* Requirements *
Extract the lines that hold the string "Жукова".

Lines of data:
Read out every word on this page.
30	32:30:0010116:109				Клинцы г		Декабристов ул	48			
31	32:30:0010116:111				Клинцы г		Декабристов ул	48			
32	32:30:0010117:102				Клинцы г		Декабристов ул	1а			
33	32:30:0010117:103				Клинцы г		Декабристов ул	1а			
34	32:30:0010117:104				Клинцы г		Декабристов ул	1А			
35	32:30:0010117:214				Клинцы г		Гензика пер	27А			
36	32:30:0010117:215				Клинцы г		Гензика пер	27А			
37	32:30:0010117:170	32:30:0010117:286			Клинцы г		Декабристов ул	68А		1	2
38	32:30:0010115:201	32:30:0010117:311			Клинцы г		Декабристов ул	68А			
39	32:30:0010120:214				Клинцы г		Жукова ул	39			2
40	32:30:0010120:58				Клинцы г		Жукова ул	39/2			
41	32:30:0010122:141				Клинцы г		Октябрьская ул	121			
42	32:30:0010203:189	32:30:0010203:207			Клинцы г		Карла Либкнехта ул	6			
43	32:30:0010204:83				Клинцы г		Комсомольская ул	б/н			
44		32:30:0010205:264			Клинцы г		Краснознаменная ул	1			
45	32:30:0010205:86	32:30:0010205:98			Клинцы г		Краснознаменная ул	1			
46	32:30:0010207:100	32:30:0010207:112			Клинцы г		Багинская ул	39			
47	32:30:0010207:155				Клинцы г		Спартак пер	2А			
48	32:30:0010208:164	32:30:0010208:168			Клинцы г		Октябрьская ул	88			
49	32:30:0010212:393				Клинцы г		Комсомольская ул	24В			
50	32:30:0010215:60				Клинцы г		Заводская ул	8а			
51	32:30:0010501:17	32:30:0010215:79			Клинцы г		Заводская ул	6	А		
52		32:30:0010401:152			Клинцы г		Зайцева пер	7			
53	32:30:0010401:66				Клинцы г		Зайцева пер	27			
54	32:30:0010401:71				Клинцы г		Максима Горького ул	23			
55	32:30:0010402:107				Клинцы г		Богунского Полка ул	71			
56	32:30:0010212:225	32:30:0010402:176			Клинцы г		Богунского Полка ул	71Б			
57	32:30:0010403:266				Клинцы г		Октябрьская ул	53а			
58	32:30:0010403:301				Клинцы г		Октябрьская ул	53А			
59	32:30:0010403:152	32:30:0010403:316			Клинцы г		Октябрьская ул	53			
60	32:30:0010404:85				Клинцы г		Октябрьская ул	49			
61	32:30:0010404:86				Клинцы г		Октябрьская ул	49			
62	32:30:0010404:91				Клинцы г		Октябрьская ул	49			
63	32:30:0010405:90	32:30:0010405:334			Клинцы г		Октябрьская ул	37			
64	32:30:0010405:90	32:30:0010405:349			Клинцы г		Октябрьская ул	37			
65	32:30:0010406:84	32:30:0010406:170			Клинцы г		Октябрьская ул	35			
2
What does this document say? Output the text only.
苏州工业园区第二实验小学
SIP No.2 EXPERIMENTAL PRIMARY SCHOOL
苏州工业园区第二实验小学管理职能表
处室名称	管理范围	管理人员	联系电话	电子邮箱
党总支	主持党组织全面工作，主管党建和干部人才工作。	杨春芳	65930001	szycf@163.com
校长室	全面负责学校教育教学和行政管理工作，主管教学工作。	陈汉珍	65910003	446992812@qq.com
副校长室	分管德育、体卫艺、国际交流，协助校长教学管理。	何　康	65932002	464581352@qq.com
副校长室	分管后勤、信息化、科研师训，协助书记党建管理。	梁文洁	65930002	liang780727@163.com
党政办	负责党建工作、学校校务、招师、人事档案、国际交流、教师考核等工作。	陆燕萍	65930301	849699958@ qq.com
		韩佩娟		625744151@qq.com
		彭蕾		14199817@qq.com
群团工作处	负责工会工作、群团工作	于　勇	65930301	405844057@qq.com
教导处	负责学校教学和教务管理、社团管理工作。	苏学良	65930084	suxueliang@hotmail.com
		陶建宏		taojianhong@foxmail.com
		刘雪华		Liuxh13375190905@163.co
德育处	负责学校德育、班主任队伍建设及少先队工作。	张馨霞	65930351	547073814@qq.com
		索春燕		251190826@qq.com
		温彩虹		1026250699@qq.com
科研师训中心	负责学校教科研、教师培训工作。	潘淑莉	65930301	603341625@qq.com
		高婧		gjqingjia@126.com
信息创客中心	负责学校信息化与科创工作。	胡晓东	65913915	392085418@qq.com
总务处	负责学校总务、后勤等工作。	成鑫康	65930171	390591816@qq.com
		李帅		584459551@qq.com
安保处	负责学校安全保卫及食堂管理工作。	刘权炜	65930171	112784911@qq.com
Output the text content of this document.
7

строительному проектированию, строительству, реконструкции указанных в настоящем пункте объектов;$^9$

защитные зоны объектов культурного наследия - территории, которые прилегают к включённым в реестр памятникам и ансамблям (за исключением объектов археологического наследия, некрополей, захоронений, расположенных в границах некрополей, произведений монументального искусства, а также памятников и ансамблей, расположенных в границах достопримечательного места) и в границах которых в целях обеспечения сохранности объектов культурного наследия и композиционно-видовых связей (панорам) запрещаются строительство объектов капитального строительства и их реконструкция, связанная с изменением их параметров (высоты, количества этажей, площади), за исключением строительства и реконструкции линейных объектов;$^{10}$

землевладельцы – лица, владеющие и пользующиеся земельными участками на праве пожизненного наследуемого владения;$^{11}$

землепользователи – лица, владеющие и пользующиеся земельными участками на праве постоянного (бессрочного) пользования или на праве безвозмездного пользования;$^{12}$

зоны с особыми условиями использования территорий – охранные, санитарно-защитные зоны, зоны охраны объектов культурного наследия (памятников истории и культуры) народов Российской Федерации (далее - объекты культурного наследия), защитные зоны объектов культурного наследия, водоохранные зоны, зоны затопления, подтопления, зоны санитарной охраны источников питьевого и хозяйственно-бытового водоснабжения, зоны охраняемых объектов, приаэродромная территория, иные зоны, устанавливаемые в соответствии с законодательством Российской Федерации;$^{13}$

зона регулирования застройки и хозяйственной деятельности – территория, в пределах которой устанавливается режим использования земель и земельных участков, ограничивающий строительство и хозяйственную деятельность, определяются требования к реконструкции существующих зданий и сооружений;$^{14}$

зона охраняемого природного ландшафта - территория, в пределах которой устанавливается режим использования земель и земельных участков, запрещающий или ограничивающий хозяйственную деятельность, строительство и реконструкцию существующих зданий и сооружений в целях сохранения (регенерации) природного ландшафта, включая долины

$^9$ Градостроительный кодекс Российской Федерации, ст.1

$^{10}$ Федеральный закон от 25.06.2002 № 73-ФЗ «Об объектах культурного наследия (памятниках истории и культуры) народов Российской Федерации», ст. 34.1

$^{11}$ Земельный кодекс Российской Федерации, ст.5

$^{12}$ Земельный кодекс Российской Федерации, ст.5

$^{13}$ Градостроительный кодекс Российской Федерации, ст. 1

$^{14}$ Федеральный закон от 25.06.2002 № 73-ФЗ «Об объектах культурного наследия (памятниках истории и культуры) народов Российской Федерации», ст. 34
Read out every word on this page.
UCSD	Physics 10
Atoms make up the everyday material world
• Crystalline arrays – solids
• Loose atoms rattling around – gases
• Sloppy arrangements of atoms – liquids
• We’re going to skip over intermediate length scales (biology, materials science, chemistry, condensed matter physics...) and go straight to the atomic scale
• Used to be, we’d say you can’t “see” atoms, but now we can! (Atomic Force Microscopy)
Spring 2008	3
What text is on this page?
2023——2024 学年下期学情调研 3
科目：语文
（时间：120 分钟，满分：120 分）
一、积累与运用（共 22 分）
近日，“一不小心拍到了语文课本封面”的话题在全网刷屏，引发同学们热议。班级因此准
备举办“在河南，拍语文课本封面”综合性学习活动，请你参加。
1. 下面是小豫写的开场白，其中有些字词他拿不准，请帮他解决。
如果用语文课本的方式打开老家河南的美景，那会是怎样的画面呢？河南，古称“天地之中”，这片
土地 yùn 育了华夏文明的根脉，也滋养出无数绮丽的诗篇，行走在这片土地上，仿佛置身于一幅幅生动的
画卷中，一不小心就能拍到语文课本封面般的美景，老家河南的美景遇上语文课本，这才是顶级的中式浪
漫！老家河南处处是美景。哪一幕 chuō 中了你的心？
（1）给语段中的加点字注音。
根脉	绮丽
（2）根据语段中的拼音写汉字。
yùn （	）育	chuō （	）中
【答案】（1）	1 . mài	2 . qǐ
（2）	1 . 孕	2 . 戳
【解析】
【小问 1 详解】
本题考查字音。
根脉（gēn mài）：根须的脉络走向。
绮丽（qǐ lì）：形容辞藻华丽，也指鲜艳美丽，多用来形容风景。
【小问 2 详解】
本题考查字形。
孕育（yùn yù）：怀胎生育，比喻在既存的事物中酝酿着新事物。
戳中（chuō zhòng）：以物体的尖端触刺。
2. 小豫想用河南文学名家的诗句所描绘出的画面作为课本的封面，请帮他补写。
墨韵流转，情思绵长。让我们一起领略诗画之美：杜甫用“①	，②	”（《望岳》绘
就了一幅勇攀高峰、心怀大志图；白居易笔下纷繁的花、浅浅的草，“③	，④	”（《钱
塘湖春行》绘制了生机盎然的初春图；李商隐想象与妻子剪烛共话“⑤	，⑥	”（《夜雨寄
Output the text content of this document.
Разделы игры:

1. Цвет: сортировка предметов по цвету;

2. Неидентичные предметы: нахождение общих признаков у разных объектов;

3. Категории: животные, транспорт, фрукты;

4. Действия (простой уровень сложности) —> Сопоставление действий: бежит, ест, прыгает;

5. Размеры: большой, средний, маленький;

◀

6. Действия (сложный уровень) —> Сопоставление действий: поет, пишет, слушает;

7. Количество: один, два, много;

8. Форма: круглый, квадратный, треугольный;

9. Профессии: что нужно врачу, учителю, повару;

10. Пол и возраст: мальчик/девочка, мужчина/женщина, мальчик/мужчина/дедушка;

* Expected answer *
39	32:30:0010120:214				Клинцы г		Жукова ул	39			2
40	32:30:0010120:58				Клинцы г		Жукова ул	39/2			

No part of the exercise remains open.